[start of Source material]

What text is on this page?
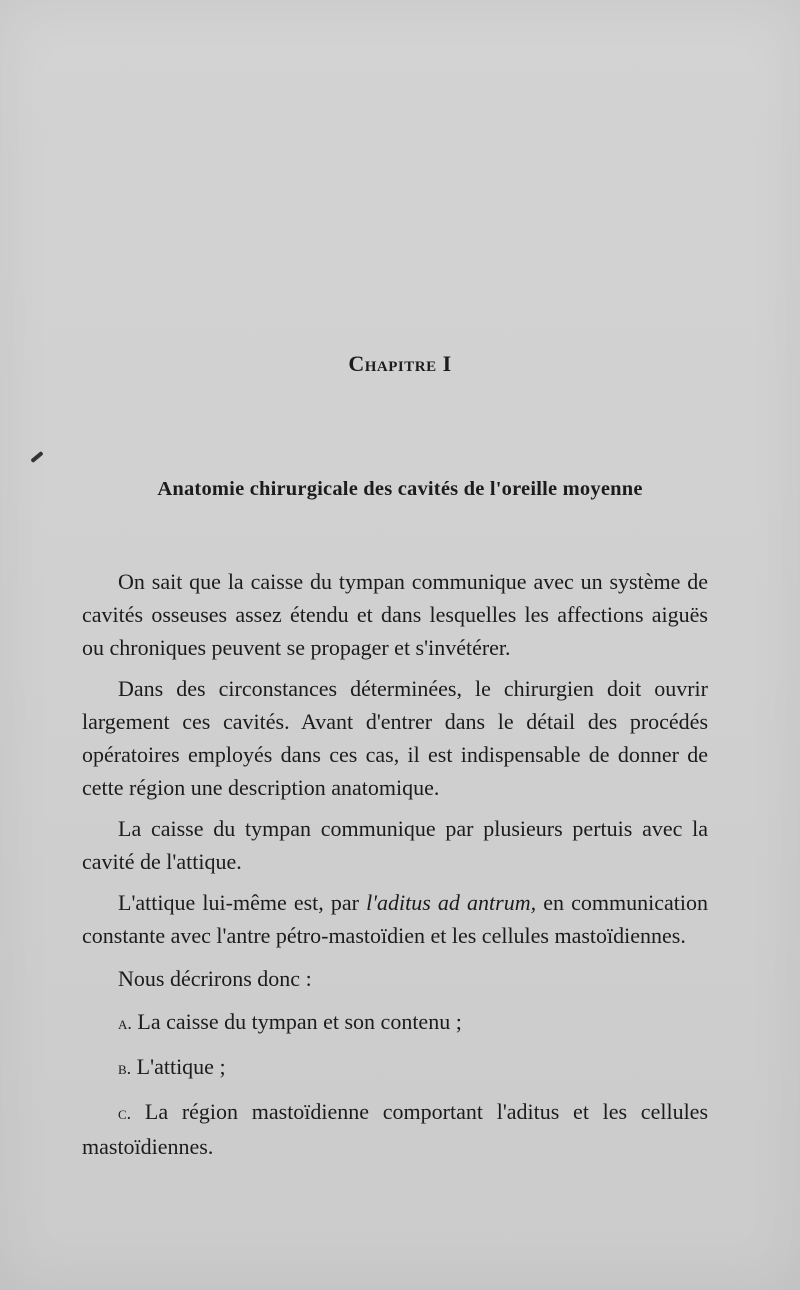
Chapitre I
Anatomie chirurgicale des cavités de l'oreille moyenne

On sait que la caisse du tympan communique avec un système de cavités osseuses assez étendu et dans lesquelles les affections aiguës ou chroniques peuvent se propager et s'invétérer.

Dans des circonstances déterminées, le chirurgien doit ouvrir largement ces cavités. Avant d'entrer dans le détail des procédés opératoires employés dans ces cas, il est indispensable de donner de cette région une description anatomique.

La caisse du tympan communique par plusieurs pertuis avec la cavité de l'attique.

L'attique lui-même est, par l'aditus ad antrum, en communication constante avec l'antre pétro-mastoïdien et les cellules mastoïdiennes.

Nous décrirons donc :

a. La caisse du tympan et son contenu ;

b. L'attique ;

c. La région mastoïdienne comportant l'aditus et les cellules mastoïdiennes.
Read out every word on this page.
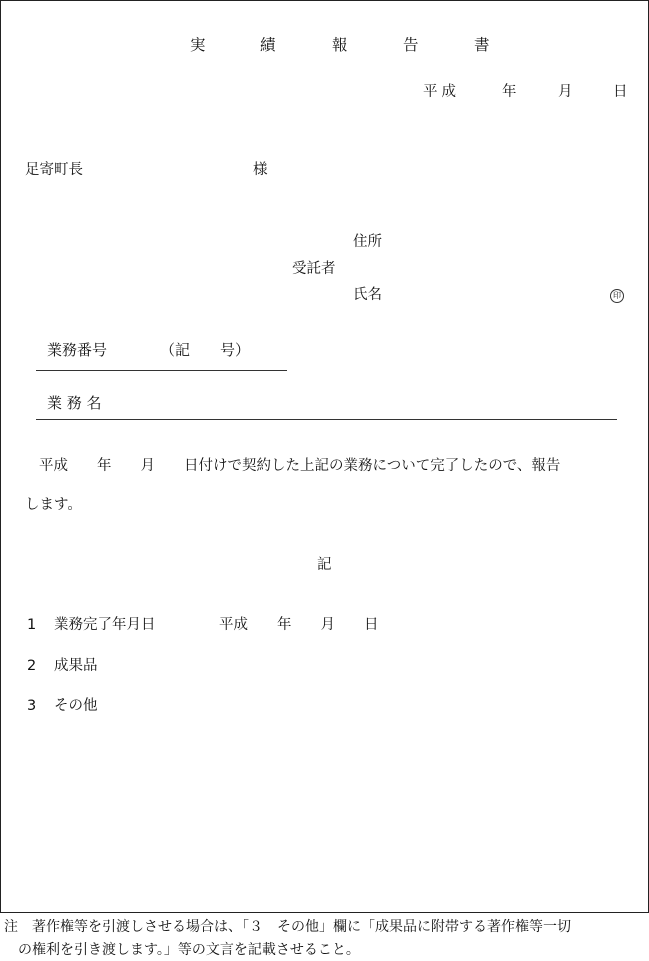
実	績	報	告	書
平成	年	月	日
足寄町長	様
住所
受託者
氏名	印
業務番号	（記　　号）
業 務 名
平成　　年　　月　　日付けで契約した上記の業務について完了したので、報告
します。
記
1 業務完了年月日	平成　　年　　月　　日
2 成果品
3 その他
注　著作権等を引渡しさせる場合は、「３　その他」欄に「成果品に附帯する著作権等一切
の権利を引き渡します。」等の文言を記載させること。
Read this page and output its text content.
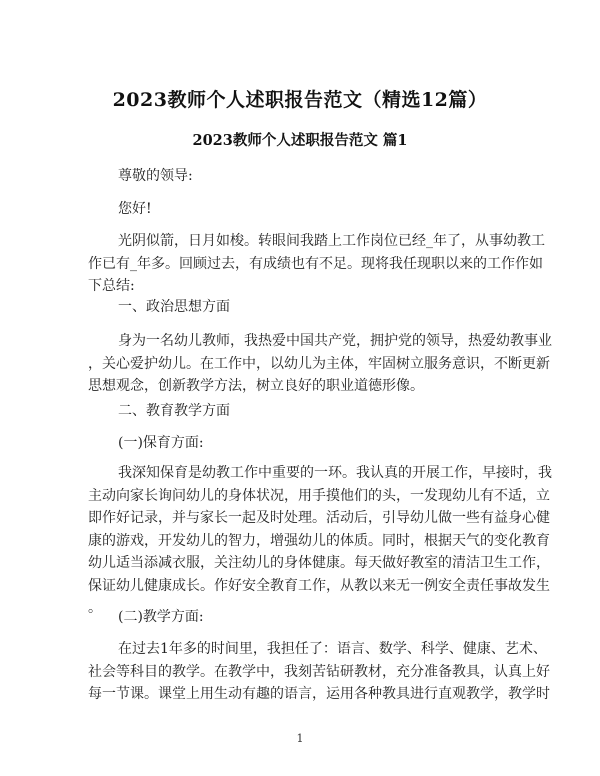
2023教师个人述职报告范文（精选12篇）
2023教师个人述职报告范文 篇1

尊敬的领导:

您好!

光阴似箭，日月如梭。转眼间我踏上工作岗位已经_年了，从事幼教工
作已有_年多。回顾过去，有成绩也有不足。现将我任现职以来的工作作如
下总结:

一、政治思想方面

身为一名幼儿教师，我热爱中国共产党，拥护党的领导，热爱幼教事业
，关心爱护幼儿。在工作中，以幼儿为主体，牢固树立服务意识，不断更新
思想观念，创新教学方法，树立良好的职业道德形像。

二、教育教学方面

(一)保育方面:

我深知保育是幼教工作中重要的一环。我认真的开展工作，早接时，我
主动向家长询问幼儿的身体状况，用手摸他们的头，一发现幼儿有不适，立
即作好记录，并与家长一起及时处理。活动后，引导幼儿做一些有益身心健
康的游戏，开发幼儿的智力，增强幼儿的体质。同时，根据天气的变化教育
幼儿适当添减衣服，关注幼儿的身体健康。每天做好教室的清洁卫生工作，
保证幼儿健康成长。作好安全教育工作，从教以来无一例安全责任事故发生
。

(二)教学方面:

在过去1年多的时间里，我担任了：语言、数学、科学、健康、艺术、
社会等科目的教学。在教学中，我刻苦钻研教材，充分准备教具，认真上好
每一节课。课堂上用生动有趣的语言，运用各种教具进行直观教学，教学时
1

[end of Source material]

● **What this task involves**
Repeat the material above verbatim. Leave the pictures behind.

● **Exercise response**
What text is on this page?
Chapitre I
Anatomie chirurgicale des cavités de l'oreille moyenne

On sait que la caisse du tympan communique avec un système de cavités osseuses assez étendu et dans lesquelles les affections aiguës ou chroniques peuvent se propager et s'invétérer.

Dans des circonstances déterminées, le chirurgien doit ouvrir largement ces cavités. Avant d'entrer dans le détail des procédés opératoires employés dans ces cas, il est indispensable de donner de cette région une description anatomique.

La caisse du tympan communique par plusieurs pertuis avec la cavité de l'attique.

L'attique lui-même est, par l'aditus ad antrum, en communication constante avec l'antre pétro-mastoïdien et les cellules mastoïdiennes.

Nous décrirons donc :

a. La caisse du tympan et son contenu ;

b. L'attique ;

c. La région mastoïdienne comportant l'aditus et les cellules mastoïdiennes.
Read out every word on this page.
実	績	報	告	書
平成	年	月	日
足寄町長	様
住所
受託者
氏名	印
業務番号	（記　　号）
業 務 名
平成　　年　　月　　日付けで契約した上記の業務について完了したので、報告
します。
記
1 業務完了年月日	平成　　年　　月　　日
2 成果品
3 その他
注　著作権等を引渡しさせる場合は、「３　その他」欄に「成果品に附帯する著作権等一切
の権利を引き渡します。」等の文言を記載させること。
Read this page and output its text content.
2023教师个人述职报告范文（精选12篇）
2023教师个人述职报告范文 篇1

尊敬的领导:

您好!

光阴似箭，日月如梭。转眼间我踏上工作岗位已经_年了，从事幼教工
作已有_年多。回顾过去，有成绩也有不足。现将我任现职以来的工作作如
下总结:

一、政治思想方面

身为一名幼儿教师，我热爱中国共产党，拥护党的领导，热爱幼教事业
，关心爱护幼儿。在工作中，以幼儿为主体，牢固树立服务意识，不断更新
思想观念，创新教学方法，树立良好的职业道德形像。

二、教育教学方面

(一)保育方面:

我深知保育是幼教工作中重要的一环。我认真的开展工作，早接时，我
主动向家长询问幼儿的身体状况，用手摸他们的头，一发现幼儿有不适，立
即作好记录，并与家长一起及时处理。活动后，引导幼儿做一些有益身心健
康的游戏，开发幼儿的智力，增强幼儿的体质。同时，根据天气的变化教育
幼儿适当添减衣服，关注幼儿的身体健康。每天做好教室的清洁卫生工作，
保证幼儿健康成长。作好安全教育工作，从教以来无一例安全责任事故发生
。

(二)教学方面:

在过去1年多的时间里，我担任了：语言、数学、科学、健康、艺术、
社会等科目的教学。在教学中，我刻苦钻研教材，充分准备教具，认真上好
每一节课。课堂上用生动有趣的语言，运用各种教具进行直观教学，教学时
1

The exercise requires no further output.